_Given problem_:
Retype the whole listing, please, keeping every line exact and dropping the pictures.

_Task material_:
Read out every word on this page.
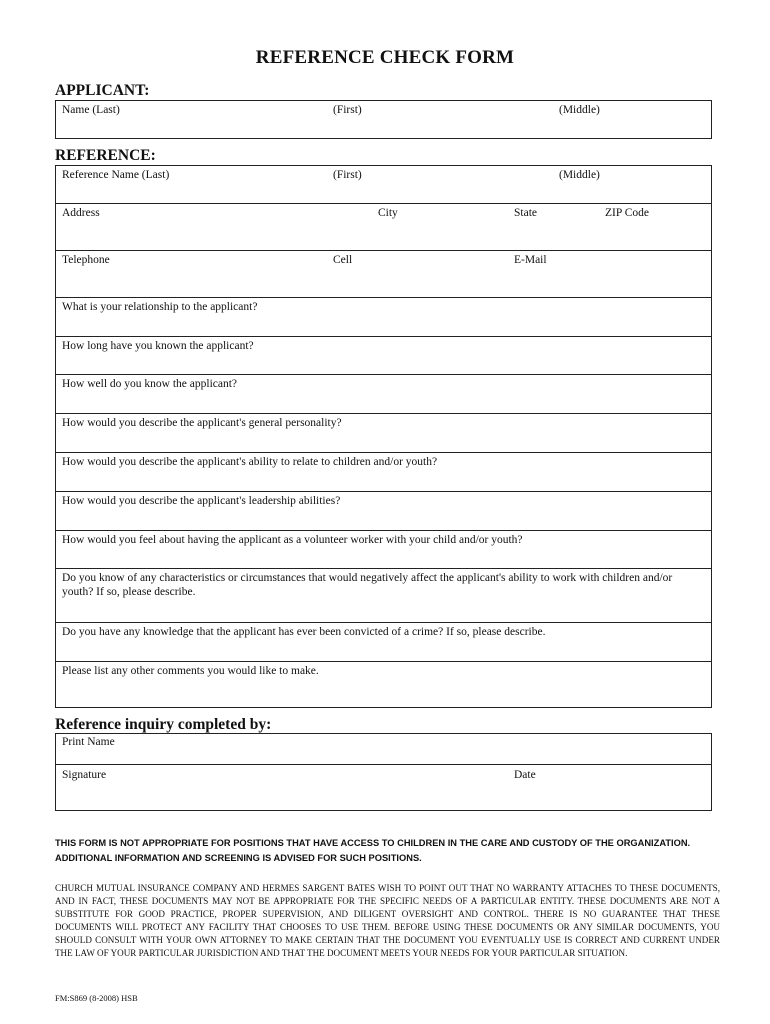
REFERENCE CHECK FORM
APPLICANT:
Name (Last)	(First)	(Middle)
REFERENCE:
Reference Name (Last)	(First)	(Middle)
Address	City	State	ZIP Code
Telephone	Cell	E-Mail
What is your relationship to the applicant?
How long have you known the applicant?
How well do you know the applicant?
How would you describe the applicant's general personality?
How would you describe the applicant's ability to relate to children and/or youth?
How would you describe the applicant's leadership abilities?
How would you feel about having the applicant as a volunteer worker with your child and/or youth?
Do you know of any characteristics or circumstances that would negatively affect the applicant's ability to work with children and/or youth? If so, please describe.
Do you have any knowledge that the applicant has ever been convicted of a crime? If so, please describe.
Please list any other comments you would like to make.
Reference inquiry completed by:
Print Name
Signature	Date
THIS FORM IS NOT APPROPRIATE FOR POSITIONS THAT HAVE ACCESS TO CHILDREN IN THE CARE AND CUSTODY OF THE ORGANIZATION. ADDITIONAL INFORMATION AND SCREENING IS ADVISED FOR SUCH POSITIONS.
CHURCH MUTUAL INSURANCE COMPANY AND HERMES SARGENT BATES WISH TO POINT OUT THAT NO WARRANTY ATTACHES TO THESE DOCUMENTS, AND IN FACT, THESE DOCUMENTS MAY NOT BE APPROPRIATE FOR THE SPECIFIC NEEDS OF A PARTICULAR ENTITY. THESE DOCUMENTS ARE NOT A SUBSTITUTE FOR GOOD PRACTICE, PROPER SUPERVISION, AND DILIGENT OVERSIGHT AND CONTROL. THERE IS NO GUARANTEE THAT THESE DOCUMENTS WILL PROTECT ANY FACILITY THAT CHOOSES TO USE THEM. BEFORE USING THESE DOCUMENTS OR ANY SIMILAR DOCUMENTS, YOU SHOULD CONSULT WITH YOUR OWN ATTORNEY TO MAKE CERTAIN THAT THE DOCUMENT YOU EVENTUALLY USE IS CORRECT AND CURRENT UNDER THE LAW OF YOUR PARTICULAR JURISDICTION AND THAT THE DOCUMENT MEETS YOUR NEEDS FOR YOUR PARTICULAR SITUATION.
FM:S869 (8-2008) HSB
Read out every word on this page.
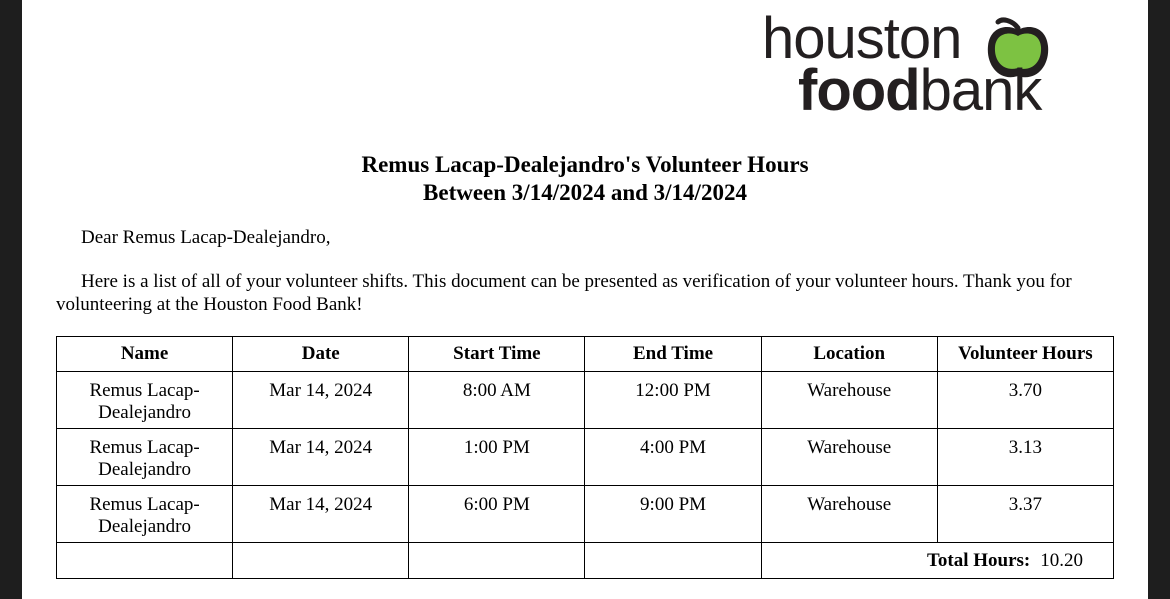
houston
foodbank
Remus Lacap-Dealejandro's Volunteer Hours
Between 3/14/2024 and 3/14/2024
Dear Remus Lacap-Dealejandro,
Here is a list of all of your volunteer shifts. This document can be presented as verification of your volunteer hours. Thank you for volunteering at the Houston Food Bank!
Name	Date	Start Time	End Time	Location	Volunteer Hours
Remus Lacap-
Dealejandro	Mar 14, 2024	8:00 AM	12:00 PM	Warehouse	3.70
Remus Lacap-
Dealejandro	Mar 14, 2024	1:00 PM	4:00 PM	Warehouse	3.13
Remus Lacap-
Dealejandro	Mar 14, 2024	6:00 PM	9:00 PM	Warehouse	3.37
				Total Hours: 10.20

_Expected answer_:
Read out every word on this page.
REFERENCE CHECK FORM
APPLICANT:
Name (Last)	(First)	(Middle)
REFERENCE:
Reference Name (Last)	(First)	(Middle)
Address	City	State	ZIP Code
Telephone	Cell	E-Mail
What is your relationship to the applicant?
How long have you known the applicant?
How well do you know the applicant?
How would you describe the applicant's general personality?
How would you describe the applicant's ability to relate to children and/or youth?
How would you describe the applicant's leadership abilities?
How would you feel about having the applicant as a volunteer worker with your child and/or youth?
Do you know of any characteristics or circumstances that would negatively affect the applicant's ability to work with children and/or youth? If so, please describe.
Do you have any knowledge that the applicant has ever been convicted of a crime? If so, please describe.
Please list any other comments you would like to make.
Reference inquiry completed by:
Print Name
Signature	Date
THIS FORM IS NOT APPROPRIATE FOR POSITIONS THAT HAVE ACCESS TO CHILDREN IN THE CARE AND CUSTODY OF THE ORGANIZATION. ADDITIONAL INFORMATION AND SCREENING IS ADVISED FOR SUCH POSITIONS.
CHURCH MUTUAL INSURANCE COMPANY AND HERMES SARGENT BATES WISH TO POINT OUT THAT NO WARRANTY ATTACHES TO THESE DOCUMENTS, AND IN FACT, THESE DOCUMENTS MAY NOT BE APPROPRIATE FOR THE SPECIFIC NEEDS OF A PARTICULAR ENTITY. THESE DOCUMENTS ARE NOT A SUBSTITUTE FOR GOOD PRACTICE, PROPER SUPERVISION, AND DILIGENT OVERSIGHT AND CONTROL. THERE IS NO GUARANTEE THAT THESE DOCUMENTS WILL PROTECT ANY FACILITY THAT CHOOSES TO USE THEM. BEFORE USING THESE DOCUMENTS OR ANY SIMILAR DOCUMENTS, YOU SHOULD CONSULT WITH YOUR OWN ATTORNEY TO MAKE CERTAIN THAT THE DOCUMENT YOU EVENTUALLY USE IS CORRECT AND CURRENT UNDER THE LAW OF YOUR PARTICULAR JURISDICTION AND THAT THE DOCUMENT MEETS YOUR NEEDS FOR YOUR PARTICULAR SITUATION.
FM:S869 (8-2008) HSB
Read out every word on this page.
houston
foodbank
Remus Lacap-Dealejandro's Volunteer Hours
Between 3/14/2024 and 3/14/2024
Dear Remus Lacap-Dealejandro,
Here is a list of all of your volunteer shifts. This document can be presented as verification of your volunteer hours. Thank you for volunteering at the Houston Food Bank!
Name	Date	Start Time	End Time	Location	Volunteer Hours
Remus Lacap-
Dealejandro	Mar 14, 2024	8:00 AM	12:00 PM	Warehouse	3.70
Remus Lacap-
Dealejandro	Mar 14, 2024	1:00 PM	4:00 PM	Warehouse	3.13
Remus Lacap-
Dealejandro	Mar 14, 2024	6:00 PM	9:00 PM	Warehouse	3.37
				Total Hours: 10.20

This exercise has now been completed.